>>>

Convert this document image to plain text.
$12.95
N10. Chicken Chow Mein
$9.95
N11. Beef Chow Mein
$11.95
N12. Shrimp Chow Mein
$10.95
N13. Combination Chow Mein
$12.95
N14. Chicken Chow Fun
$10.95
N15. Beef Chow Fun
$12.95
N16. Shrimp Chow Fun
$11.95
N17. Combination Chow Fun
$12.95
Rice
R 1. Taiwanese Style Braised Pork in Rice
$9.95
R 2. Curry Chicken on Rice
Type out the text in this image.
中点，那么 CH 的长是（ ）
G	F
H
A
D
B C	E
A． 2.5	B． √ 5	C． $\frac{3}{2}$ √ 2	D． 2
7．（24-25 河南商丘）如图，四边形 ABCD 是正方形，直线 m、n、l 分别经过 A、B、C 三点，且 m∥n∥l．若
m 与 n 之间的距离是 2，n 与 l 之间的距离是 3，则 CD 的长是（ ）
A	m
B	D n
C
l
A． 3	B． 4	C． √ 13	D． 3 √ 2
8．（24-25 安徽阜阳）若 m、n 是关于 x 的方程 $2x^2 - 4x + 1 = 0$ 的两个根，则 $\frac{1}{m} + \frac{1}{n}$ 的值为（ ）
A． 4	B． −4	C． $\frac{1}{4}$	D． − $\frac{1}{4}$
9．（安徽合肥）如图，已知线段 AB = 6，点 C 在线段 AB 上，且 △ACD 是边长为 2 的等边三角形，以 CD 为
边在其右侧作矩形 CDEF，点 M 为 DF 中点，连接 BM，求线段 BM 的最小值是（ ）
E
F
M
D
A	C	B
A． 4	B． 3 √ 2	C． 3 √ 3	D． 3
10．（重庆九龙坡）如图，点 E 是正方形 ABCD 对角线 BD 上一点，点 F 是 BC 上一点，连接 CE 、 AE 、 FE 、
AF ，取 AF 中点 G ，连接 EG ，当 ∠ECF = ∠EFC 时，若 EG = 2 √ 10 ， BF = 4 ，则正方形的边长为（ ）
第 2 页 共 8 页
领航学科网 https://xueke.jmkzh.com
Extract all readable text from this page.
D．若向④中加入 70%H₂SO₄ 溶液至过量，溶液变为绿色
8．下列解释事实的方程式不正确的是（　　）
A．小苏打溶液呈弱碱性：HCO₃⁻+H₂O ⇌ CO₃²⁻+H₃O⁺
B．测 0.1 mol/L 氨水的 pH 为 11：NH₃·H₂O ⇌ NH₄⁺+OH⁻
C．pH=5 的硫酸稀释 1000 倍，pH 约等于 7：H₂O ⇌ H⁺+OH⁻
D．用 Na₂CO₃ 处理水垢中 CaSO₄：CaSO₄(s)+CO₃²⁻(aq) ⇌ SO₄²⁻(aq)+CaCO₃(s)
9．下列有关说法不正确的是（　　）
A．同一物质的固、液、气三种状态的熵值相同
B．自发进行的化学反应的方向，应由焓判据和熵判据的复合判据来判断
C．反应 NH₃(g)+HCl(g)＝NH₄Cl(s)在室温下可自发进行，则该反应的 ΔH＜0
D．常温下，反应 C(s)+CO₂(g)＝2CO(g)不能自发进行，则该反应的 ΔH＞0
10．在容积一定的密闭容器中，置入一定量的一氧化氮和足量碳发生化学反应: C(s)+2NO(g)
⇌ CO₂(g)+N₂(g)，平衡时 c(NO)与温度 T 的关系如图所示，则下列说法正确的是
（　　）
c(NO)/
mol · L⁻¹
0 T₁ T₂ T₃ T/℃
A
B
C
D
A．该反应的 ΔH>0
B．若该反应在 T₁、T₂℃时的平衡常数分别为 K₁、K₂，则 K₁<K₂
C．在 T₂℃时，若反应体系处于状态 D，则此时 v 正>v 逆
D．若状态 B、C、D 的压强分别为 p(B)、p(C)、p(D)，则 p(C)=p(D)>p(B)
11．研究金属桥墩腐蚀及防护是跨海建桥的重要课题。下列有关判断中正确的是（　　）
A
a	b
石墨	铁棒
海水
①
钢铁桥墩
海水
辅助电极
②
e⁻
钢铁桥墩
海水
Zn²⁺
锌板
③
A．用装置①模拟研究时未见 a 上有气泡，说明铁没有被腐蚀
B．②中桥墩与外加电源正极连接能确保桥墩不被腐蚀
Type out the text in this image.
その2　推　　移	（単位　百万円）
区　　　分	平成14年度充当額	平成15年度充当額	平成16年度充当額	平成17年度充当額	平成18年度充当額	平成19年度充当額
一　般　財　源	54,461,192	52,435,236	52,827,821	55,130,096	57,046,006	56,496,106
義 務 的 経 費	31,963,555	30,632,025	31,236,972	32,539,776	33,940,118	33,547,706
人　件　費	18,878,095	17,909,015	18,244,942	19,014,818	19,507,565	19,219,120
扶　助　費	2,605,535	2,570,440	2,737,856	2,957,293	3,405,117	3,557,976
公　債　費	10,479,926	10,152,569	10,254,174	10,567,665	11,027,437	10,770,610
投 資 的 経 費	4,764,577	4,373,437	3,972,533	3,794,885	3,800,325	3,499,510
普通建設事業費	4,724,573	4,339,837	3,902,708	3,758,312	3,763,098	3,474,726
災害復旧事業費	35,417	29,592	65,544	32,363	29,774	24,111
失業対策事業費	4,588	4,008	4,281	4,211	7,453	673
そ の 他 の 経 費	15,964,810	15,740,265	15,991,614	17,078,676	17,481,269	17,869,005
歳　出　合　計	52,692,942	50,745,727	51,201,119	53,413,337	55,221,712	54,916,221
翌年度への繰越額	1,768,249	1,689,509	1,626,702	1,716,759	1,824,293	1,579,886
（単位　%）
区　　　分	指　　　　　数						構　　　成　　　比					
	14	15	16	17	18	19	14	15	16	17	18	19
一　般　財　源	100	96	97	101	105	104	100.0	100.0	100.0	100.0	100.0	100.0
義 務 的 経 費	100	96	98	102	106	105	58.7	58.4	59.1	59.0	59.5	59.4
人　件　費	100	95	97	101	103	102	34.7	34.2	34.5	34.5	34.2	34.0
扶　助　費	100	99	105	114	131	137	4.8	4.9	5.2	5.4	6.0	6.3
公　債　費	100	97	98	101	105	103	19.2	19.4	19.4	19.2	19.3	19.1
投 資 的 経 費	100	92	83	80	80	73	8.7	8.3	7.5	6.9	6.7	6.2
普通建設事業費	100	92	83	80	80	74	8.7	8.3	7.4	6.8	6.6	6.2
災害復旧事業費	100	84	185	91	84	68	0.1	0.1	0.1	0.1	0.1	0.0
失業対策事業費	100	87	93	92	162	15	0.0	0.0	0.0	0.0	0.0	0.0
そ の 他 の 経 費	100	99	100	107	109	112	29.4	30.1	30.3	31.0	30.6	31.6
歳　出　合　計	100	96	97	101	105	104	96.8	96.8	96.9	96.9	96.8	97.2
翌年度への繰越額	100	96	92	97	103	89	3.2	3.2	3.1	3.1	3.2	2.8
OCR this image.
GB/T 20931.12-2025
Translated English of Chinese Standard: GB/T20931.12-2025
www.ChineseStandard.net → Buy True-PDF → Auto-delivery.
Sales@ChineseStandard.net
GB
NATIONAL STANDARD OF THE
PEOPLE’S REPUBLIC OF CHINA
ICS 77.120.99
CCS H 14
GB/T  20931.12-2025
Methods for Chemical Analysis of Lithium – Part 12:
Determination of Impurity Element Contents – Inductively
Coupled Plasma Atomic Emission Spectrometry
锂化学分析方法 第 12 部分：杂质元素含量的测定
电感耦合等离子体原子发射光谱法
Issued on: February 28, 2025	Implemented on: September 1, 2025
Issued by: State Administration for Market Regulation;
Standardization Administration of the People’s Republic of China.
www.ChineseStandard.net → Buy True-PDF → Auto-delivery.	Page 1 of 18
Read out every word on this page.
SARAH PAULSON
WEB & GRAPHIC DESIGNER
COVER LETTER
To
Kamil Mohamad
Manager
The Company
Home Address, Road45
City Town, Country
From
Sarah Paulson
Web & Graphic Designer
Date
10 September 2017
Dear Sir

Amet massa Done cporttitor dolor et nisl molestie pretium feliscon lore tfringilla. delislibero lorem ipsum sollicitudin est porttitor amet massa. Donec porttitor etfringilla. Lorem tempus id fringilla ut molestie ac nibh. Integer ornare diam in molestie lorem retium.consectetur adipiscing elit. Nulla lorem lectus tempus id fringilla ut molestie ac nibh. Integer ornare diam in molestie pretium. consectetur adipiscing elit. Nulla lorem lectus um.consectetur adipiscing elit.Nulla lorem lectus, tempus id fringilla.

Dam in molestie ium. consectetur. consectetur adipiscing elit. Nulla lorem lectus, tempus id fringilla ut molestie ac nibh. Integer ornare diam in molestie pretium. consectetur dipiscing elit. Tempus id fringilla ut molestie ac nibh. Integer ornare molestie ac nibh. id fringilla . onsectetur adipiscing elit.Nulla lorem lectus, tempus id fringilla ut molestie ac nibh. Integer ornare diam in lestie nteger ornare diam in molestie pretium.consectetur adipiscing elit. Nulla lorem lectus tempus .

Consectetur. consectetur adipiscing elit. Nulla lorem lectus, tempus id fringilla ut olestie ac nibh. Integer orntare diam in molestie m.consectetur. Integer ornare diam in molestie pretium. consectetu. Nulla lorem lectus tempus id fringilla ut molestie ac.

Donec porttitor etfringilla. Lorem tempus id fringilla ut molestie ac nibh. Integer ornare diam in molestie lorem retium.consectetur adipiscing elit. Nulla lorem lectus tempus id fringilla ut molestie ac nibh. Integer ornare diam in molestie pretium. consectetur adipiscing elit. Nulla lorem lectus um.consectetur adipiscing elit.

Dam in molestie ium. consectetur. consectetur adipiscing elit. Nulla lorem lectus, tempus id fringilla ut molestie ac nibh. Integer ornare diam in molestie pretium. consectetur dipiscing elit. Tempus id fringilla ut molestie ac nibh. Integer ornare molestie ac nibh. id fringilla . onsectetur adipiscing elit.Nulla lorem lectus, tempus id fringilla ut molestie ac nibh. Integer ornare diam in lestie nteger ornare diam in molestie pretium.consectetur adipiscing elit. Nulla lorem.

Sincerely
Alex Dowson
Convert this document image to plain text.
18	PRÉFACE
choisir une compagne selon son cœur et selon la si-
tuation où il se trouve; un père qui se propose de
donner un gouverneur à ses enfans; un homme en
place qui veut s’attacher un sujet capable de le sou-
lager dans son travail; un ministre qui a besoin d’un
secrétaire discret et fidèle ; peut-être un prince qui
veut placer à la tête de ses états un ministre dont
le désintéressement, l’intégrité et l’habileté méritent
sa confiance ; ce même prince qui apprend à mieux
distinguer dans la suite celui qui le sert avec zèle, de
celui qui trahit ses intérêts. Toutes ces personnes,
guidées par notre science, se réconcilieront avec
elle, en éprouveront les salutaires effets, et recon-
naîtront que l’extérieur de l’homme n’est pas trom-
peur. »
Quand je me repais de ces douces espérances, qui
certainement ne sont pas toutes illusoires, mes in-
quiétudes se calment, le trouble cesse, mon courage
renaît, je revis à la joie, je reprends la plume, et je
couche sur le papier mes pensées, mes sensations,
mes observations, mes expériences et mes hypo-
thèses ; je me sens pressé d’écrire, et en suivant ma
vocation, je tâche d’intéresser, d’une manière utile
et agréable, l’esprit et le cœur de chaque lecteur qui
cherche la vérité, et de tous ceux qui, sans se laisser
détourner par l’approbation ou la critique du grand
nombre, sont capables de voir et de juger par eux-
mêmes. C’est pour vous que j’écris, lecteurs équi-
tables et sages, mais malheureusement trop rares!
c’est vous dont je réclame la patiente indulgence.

<<<

> **Set task**: Find and copy each line above that includes the string "翌年度への繰越額".

> **Response below**:
翌年度への繰越額	1,768,249	1,689,509	1,626,702	1,716,759	1,824,293	1,579,886
翌年度への繰越額	100	96	92	97	103	89	3.2	3.2	3.1	3.1	3.2	2.8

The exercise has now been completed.